Write out the data below exactly as given, without any of its pictures.

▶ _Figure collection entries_
## Begin

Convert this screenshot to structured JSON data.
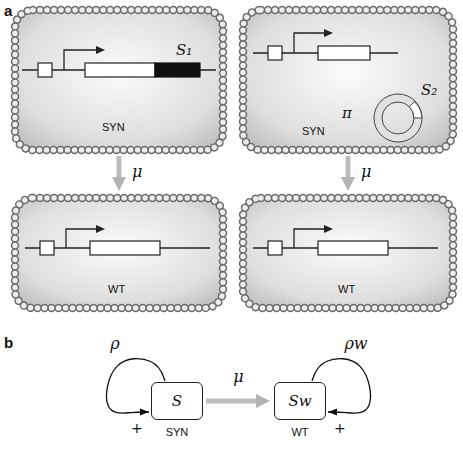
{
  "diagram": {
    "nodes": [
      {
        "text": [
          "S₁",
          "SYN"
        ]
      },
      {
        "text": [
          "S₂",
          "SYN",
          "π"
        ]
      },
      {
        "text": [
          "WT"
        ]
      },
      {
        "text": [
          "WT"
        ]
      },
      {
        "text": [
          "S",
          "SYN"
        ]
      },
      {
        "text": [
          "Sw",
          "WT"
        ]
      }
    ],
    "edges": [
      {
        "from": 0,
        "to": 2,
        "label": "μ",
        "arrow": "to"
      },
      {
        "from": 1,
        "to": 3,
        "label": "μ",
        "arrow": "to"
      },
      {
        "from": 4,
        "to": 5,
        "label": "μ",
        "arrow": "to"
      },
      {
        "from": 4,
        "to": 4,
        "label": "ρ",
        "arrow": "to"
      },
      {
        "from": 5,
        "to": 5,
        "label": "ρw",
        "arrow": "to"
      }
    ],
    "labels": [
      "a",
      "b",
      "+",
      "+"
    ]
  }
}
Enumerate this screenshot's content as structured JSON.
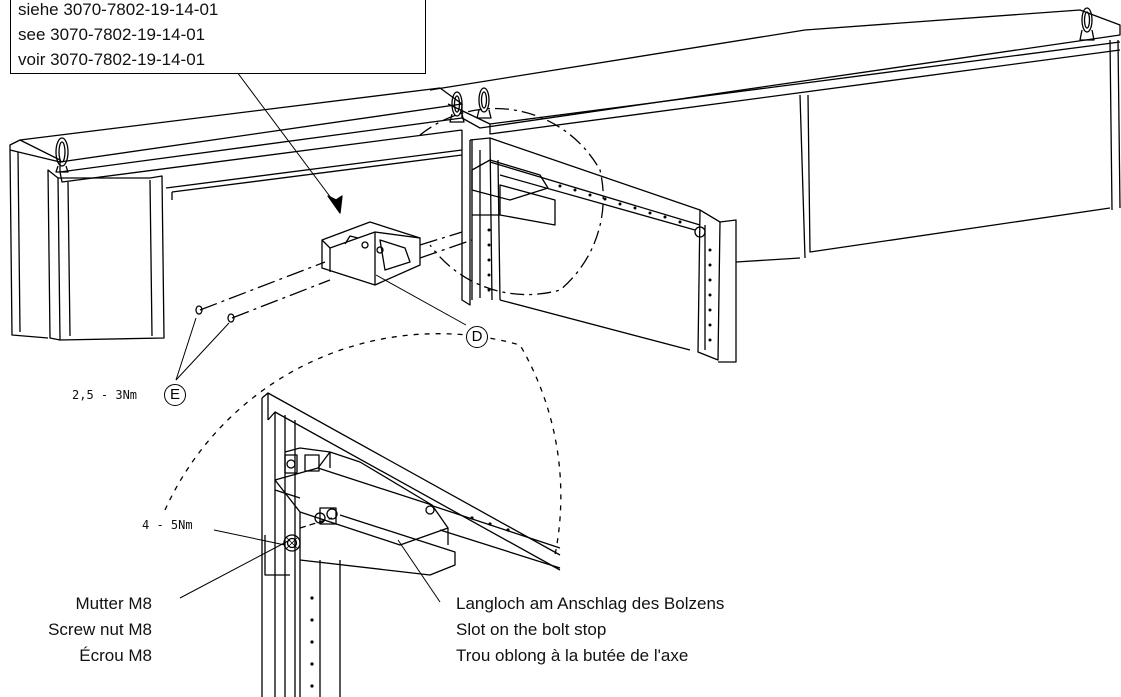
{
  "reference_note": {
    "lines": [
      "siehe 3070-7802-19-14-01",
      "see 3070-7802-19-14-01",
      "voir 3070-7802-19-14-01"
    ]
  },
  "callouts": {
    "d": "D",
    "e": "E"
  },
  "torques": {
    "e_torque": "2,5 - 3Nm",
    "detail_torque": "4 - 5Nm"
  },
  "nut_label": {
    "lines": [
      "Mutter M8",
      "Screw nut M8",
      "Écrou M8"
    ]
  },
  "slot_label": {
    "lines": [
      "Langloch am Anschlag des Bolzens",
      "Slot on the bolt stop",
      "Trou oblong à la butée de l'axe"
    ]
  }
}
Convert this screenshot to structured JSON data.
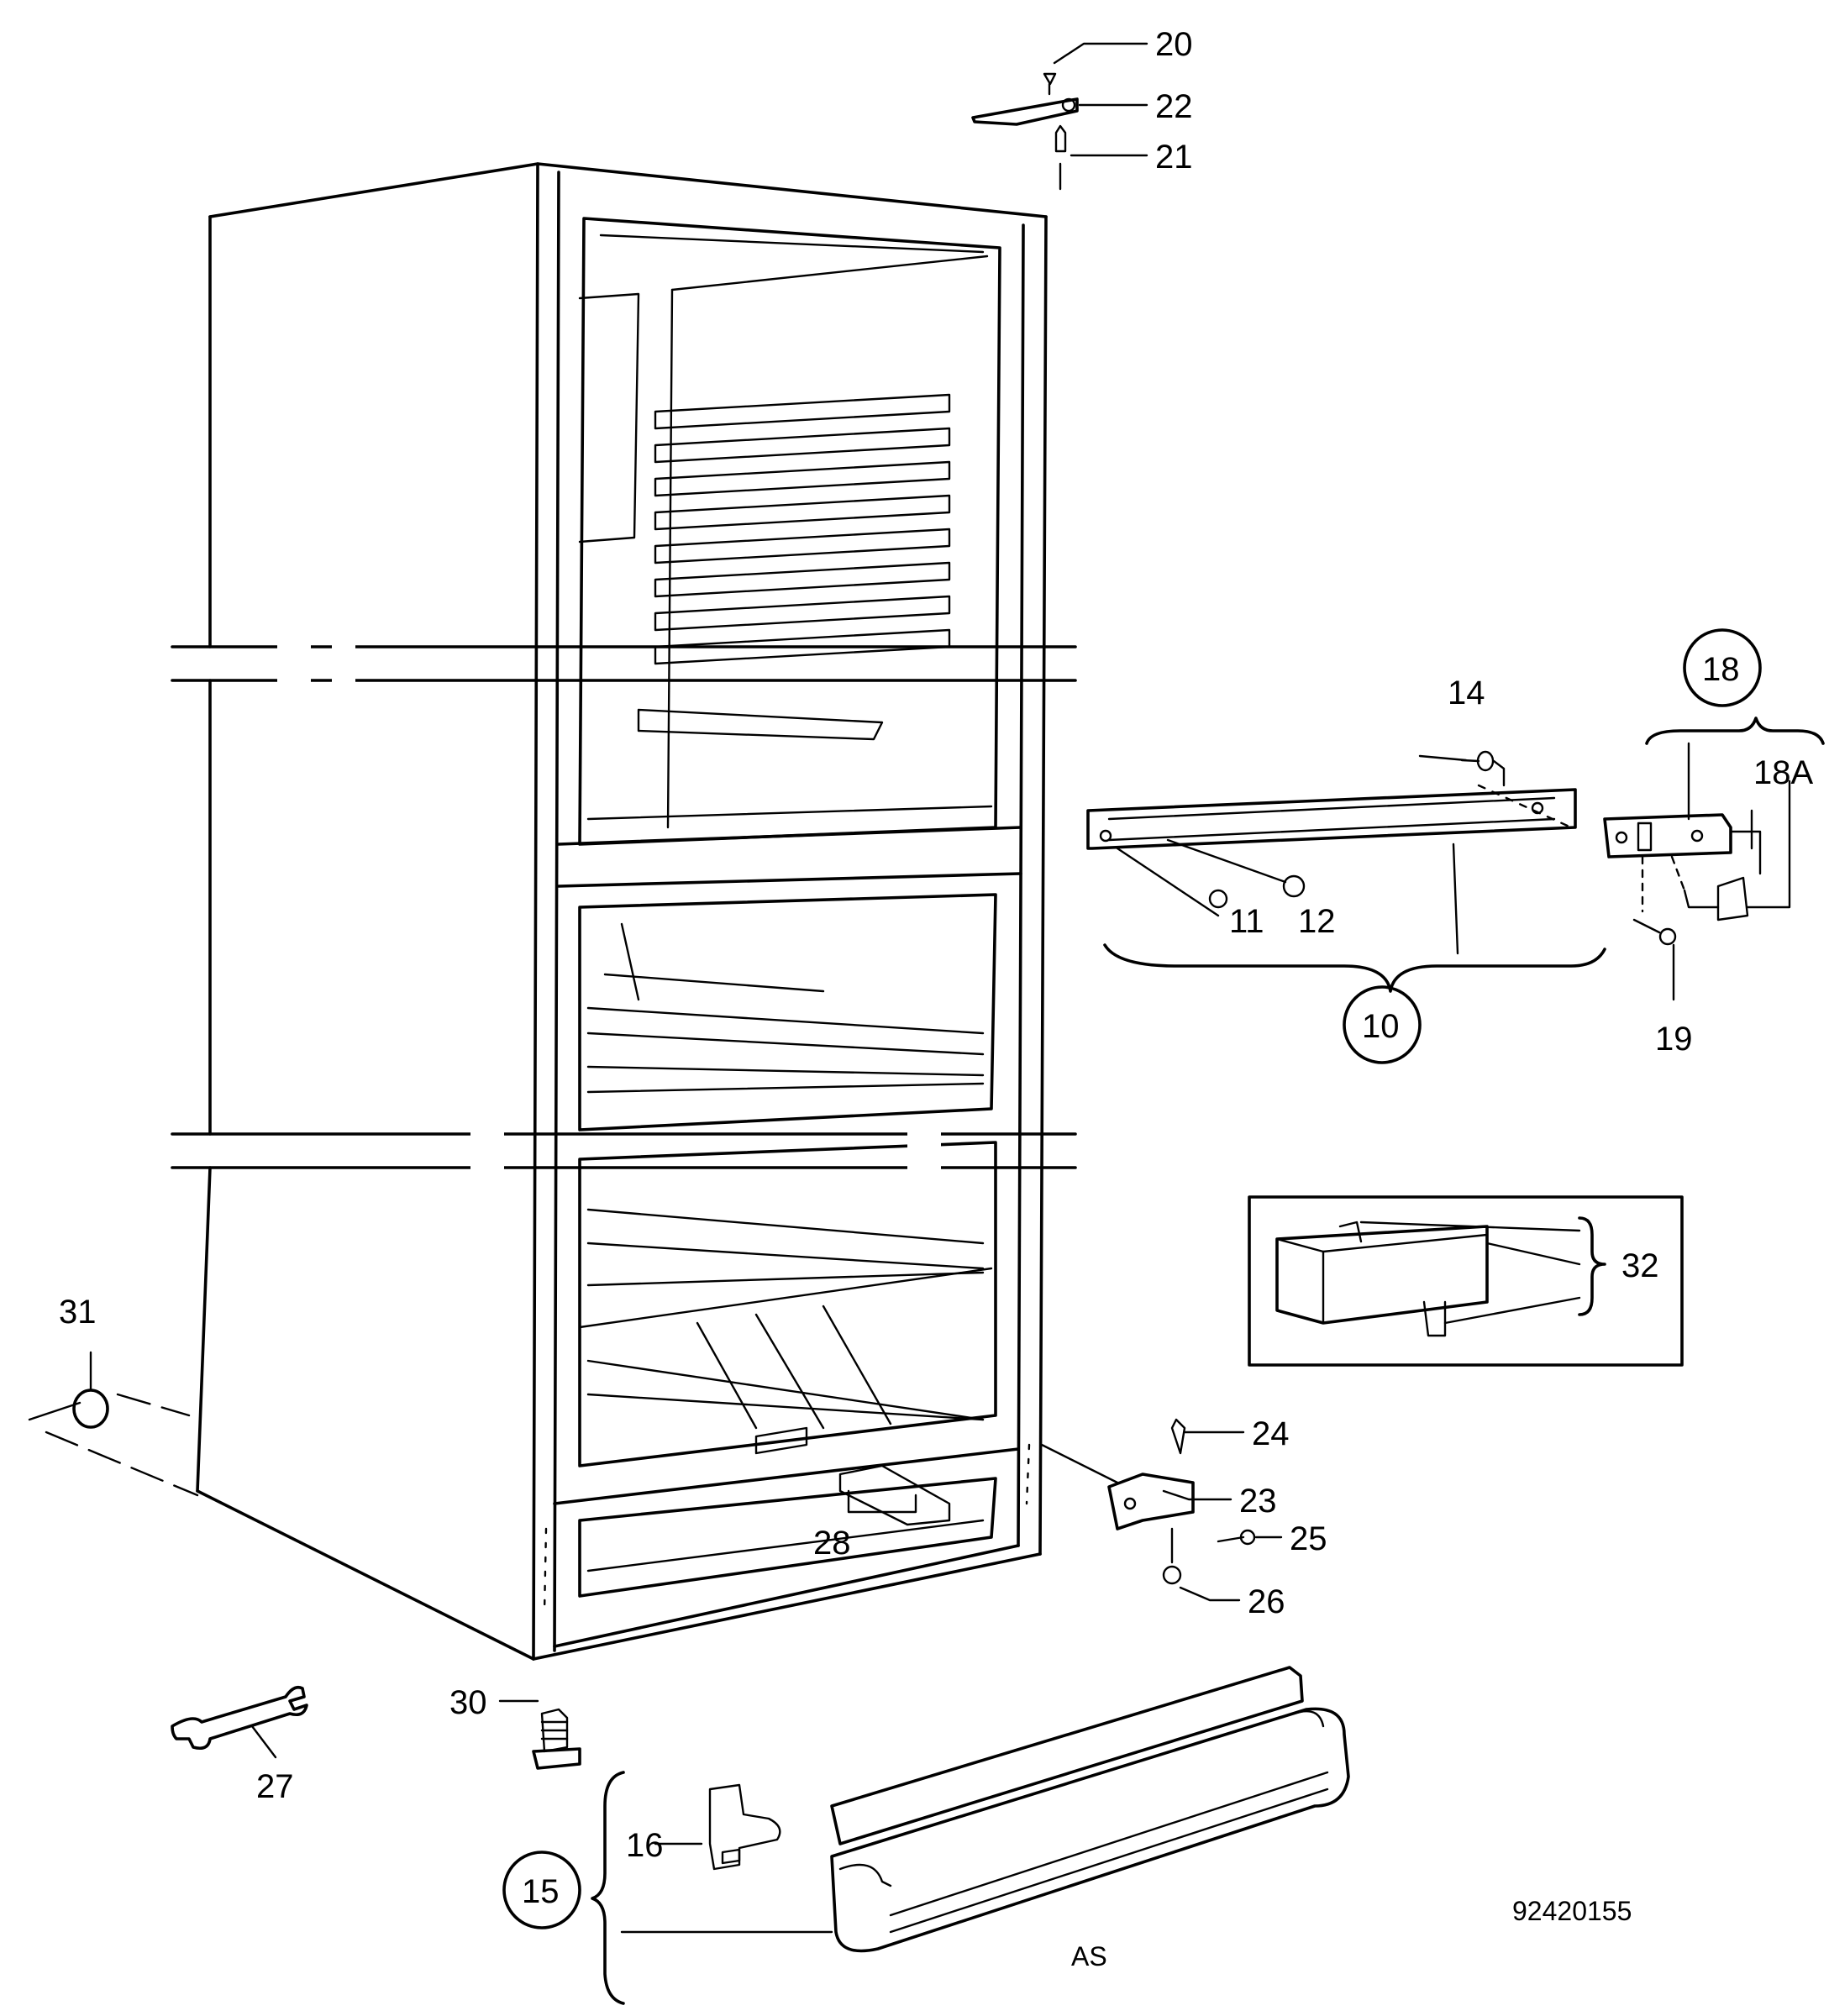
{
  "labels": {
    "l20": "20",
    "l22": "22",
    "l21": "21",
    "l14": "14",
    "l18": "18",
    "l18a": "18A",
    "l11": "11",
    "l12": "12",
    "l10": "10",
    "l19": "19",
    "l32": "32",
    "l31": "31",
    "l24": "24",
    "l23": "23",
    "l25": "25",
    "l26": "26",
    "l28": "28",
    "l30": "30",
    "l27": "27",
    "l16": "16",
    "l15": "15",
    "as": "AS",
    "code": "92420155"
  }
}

## End

▶ _Reply to the exercise_
Convert this screenshot to structured JSON data.
{
  "diagram": {
    "nodes": [
      {
        "text": [
          "S₁",
          "SYN"
        ]
      },
      {
        "text": [
          "S₂",
          "SYN",
          "π"
        ]
      },
      {
        "text": [
          "WT"
        ]
      },
      {
        "text": [
          "WT"
        ]
      },
      {
        "text": [
          "S",
          "SYN"
        ]
      },
      {
        "text": [
          "Sw",
          "WT"
        ]
      }
    ],
    "edges": [
      {
        "from": 0,
        "to": 2,
        "label": "μ",
        "arrow": "to"
      },
      {
        "from": 1,
        "to": 3,
        "label": "μ",
        "arrow": "to"
      },
      {
        "from": 4,
        "to": 5,
        "label": "μ",
        "arrow": "to"
      },
      {
        "from": 4,
        "to": 4,
        "label": "ρ",
        "arrow": "to"
      },
      {
        "from": 5,
        "to": 5,
        "label": "ρw",
        "arrow": "to"
      }
    ],
    "labels": [
      "a",
      "b",
      "+",
      "+"
    ]
  }
}
Enumerate this screenshot's content as structured JSON.
{
  "reference_note": {
    "lines": [
      "siehe 3070-7802-19-14-01",
      "see 3070-7802-19-14-01",
      "voir 3070-7802-19-14-01"
    ]
  },
  "callouts": {
    "d": "D",
    "e": "E"
  },
  "torques": {
    "e_torque": "2,5 - 3Nm",
    "detail_torque": "4 - 5Nm"
  },
  "nut_label": {
    "lines": [
      "Mutter M8",
      "Screw nut M8",
      "Écrou M8"
    ]
  },
  "slot_label": {
    "lines": [
      "Langloch am Anschlag des Bolzens",
      "Slot on the bolt stop",
      "Trou oblong à la butée de l'axe"
    ]
  }
}
Convert this screenshot to structured JSON data.
{
  "labels": {
    "l20": "20",
    "l22": "22",
    "l21": "21",
    "l14": "14",
    "l18": "18",
    "l18a": "18A",
    "l11": "11",
    "l12": "12",
    "l10": "10",
    "l19": "19",
    "l32": "32",
    "l31": "31",
    "l24": "24",
    "l23": "23",
    "l25": "25",
    "l26": "26",
    "l28": "28",
    "l30": "30",
    "l27": "27",
    "l16": "16",
    "l15": "15",
    "as": "AS",
    "code": "92420155"
  }
}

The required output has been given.